**Exercise prompt:**
Copy every one of the records below, reproducing each line without any change.

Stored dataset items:
........

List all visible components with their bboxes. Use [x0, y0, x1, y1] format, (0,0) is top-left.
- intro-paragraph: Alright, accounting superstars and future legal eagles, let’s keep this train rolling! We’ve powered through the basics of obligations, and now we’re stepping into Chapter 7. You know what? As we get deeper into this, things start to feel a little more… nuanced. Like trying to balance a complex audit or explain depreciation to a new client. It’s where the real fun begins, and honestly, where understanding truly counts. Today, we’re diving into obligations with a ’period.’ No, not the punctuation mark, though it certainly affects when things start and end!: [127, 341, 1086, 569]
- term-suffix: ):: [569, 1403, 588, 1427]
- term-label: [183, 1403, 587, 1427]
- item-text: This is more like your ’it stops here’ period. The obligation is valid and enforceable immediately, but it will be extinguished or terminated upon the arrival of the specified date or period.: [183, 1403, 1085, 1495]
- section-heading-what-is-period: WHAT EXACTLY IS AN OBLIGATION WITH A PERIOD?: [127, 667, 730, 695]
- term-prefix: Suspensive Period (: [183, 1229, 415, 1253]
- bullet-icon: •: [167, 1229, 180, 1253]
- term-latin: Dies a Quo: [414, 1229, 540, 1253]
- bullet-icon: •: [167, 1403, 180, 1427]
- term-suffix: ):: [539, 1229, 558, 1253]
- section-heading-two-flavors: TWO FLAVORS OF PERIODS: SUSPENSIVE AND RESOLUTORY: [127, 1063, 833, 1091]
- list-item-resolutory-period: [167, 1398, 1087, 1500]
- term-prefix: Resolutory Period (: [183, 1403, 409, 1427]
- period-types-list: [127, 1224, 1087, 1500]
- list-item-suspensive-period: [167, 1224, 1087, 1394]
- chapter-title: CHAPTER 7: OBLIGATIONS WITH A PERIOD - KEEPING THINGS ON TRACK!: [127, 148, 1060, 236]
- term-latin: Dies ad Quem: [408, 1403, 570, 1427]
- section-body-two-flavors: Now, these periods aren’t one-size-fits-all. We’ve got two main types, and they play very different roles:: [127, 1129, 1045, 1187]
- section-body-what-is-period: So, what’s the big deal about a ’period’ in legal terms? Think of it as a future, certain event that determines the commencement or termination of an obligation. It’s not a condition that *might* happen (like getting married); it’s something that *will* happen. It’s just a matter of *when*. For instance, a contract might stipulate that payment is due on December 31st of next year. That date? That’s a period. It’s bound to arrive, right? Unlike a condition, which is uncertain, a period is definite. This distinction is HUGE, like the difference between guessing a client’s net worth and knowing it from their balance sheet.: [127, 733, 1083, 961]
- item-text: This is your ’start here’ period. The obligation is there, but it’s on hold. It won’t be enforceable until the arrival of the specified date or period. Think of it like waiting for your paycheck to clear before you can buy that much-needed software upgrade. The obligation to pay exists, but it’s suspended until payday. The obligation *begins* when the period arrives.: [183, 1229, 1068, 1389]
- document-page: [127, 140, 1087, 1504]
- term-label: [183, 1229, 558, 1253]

........

**Answer to the problem:**
List all visible components with their bboxes. Use [x0, y0, x1, y1] format, (0,0) is top-left.
- intro-paragraph: Alright, accounting superstars and future legal eagles, let’s keep this train rolling! We’ve powered through the basics of obligations, and now we’re stepping into Chapter 7. You know what? As we get deeper into this, things start to feel a little more… nuanced. Like trying to balance a complex audit or explain depreciation to a new client. It’s where the real fun begins, and honestly, where understanding truly counts. Today, we’re diving into obligations with a ’period.’ No, not the punctuation mark, though it certainly affects when things start and end!: [127, 341, 1086, 569]
- term-suffix: ):: [569, 1403, 588, 1427]
- term-label: [183, 1403, 587, 1427]
- item-text: This is more like your ’it stops here’ period. The obligation is valid and enforceable immediately, but it will be extinguished or terminated upon the arrival of the specified date or period.: [183, 1403, 1085, 1495]
- section-heading-what-is-period: WHAT EXACTLY IS AN OBLIGATION WITH A PERIOD?: [127, 667, 730, 695]
- term-prefix: Suspensive Period (: [183, 1229, 415, 1253]
- bullet-icon: •: [167, 1229, 180, 1253]
- term-latin: Dies a Quo: [414, 1229, 540, 1253]
- bullet-icon: •: [167, 1403, 180, 1427]
- term-suffix: ):: [539, 1229, 558, 1253]
- section-heading-two-flavors: TWO FLAVORS OF PERIODS: SUSPENSIVE AND RESOLUTORY: [127, 1063, 833, 1091]
- list-item-resolutory-period: [167, 1398, 1087, 1500]
- term-prefix: Resolutory Period (: [183, 1403, 409, 1427]
- period-types-list: [127, 1224, 1087, 1500]
- list-item-suspensive-period: [167, 1224, 1087, 1394]
- chapter-title: CHAPTER 7: OBLIGATIONS WITH A PERIOD - KEEPING THINGS ON TRACK!: [127, 148, 1060, 236]
- term-latin: Dies ad Quem: [408, 1403, 570, 1427]
- section-body-two-flavors: Now, these periods aren’t one-size-fits-all. We’ve got two main types, and they play very different roles:: [127, 1129, 1045, 1187]
- section-body-what-is-period: So, what’s the big deal about a ’period’ in legal terms? Think of it as a future, certain event that determines the commencement or termination of an obligation. It’s not a condition that *might* happen (like getting married); it’s something that *will* happen. It’s just a matter of *when*. For instance, a contract might stipulate that payment is due on December 31st of next year. That date? That’s a period. It’s bound to arrive, right? Unlike a condition, which is uncertain, a period is definite. This distinction is HUGE, like the difference between guessing a client’s net worth and knowing it from their balance sheet.: [127, 733, 1083, 961]
- item-text: This is your ’start here’ period. The obligation is there, but it’s on hold. It won’t be enforceable until the arrival of the specified date or period. Think of it like waiting for your paycheck to clear before you can buy that much-needed software upgrade. The obligation to pay exists, but it’s suspended until payday. The obligation *begins* when the period arrives.: [183, 1229, 1068, 1389]
- document-page: [127, 140, 1087, 1504]
- term-label: [183, 1229, 558, 1253]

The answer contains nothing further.